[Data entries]
-- Start --

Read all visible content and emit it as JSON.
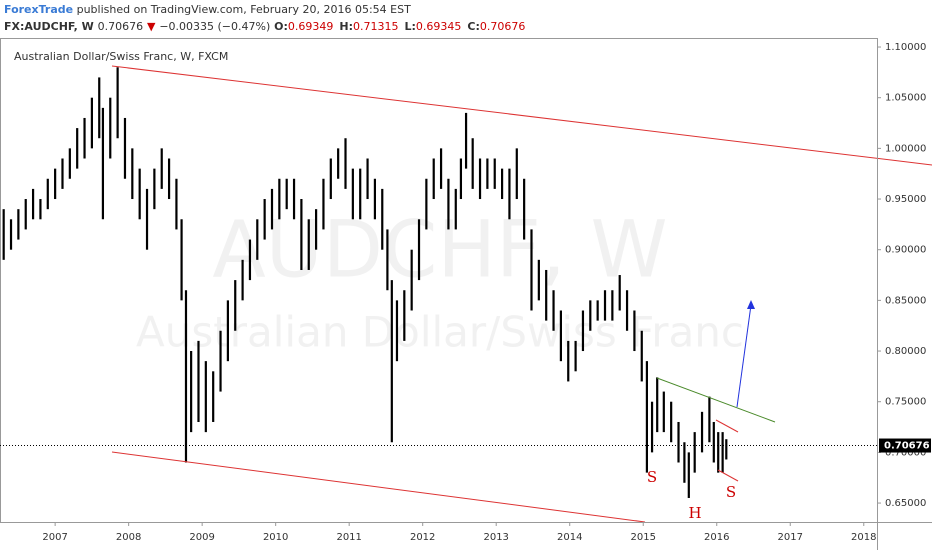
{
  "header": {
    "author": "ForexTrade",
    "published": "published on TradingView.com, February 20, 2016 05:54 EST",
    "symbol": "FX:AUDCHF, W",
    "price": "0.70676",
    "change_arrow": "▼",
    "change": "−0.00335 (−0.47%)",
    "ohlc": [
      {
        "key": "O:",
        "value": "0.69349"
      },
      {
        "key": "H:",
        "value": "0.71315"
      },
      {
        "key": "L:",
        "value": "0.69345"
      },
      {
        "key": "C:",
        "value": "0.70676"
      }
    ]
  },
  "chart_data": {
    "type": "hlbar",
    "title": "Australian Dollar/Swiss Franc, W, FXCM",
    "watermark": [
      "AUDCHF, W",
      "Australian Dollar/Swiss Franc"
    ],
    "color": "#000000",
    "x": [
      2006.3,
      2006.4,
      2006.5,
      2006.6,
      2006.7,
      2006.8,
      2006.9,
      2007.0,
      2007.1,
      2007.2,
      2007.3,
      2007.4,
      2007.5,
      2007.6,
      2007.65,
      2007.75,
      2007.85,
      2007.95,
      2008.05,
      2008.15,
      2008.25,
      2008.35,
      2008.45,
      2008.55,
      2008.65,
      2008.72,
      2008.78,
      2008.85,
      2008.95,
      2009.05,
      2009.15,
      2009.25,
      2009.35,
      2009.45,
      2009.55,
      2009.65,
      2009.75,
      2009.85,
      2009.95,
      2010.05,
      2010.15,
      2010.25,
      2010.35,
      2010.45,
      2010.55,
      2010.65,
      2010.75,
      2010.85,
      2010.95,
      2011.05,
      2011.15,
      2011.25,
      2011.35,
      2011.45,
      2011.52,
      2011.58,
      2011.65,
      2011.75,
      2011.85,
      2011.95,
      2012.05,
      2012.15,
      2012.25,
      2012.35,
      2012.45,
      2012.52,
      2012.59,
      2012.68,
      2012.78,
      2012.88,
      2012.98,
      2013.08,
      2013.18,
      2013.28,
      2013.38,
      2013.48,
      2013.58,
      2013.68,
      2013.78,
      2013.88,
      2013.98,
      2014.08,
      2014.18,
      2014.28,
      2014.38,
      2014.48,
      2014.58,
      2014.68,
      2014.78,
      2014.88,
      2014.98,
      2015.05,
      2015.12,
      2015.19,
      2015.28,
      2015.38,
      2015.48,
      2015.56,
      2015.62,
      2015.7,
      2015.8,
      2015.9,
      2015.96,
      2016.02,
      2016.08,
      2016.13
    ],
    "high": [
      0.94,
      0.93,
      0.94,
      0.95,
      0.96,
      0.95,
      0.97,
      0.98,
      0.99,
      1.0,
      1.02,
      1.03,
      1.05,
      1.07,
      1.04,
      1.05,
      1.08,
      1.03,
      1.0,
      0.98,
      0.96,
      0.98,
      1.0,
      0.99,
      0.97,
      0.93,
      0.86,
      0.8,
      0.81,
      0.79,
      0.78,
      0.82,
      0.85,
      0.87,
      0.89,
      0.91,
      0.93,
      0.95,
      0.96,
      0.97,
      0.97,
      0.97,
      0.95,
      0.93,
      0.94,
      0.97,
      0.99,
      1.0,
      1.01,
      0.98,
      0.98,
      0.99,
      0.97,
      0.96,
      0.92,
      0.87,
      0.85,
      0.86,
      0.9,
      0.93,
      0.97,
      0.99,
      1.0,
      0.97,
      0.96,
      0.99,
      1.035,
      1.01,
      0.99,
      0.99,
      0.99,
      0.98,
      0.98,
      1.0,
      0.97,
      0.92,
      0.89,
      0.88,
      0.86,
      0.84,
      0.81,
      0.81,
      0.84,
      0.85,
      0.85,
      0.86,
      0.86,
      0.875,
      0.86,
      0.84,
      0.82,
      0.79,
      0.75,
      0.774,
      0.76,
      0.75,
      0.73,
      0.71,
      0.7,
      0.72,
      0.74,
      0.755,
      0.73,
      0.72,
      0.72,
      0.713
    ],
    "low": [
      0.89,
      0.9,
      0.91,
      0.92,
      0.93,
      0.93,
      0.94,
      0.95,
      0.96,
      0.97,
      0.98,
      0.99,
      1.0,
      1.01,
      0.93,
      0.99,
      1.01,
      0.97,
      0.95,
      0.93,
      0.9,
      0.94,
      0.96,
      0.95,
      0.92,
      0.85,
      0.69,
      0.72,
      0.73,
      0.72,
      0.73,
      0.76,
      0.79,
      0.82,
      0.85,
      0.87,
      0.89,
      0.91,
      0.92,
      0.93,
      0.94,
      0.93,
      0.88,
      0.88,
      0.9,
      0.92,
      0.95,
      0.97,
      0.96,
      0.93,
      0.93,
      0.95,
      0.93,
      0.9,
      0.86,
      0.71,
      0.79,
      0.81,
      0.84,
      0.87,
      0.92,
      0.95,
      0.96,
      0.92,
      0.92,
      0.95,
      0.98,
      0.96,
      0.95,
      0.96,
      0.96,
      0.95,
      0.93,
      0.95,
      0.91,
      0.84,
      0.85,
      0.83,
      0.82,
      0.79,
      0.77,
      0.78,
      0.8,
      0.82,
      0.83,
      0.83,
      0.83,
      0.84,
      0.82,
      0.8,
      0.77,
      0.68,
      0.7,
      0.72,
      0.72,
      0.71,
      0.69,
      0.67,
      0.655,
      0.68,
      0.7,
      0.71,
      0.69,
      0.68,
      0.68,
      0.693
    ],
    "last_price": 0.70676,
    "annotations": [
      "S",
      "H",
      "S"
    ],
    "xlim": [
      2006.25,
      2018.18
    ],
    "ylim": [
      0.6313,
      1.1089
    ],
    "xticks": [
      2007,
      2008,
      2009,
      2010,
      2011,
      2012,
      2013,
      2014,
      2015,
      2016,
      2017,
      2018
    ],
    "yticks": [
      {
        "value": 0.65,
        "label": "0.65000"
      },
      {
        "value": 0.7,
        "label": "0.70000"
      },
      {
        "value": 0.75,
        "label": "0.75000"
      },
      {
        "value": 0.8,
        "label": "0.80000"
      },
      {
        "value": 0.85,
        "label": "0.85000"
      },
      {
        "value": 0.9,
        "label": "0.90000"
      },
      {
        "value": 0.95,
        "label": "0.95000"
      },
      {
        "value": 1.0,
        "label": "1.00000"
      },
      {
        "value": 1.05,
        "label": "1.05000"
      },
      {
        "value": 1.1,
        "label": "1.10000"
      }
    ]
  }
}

-- End --

Written task: Say how many lines in the records above hold "Franc", and give no other text.

Completed exercise: 2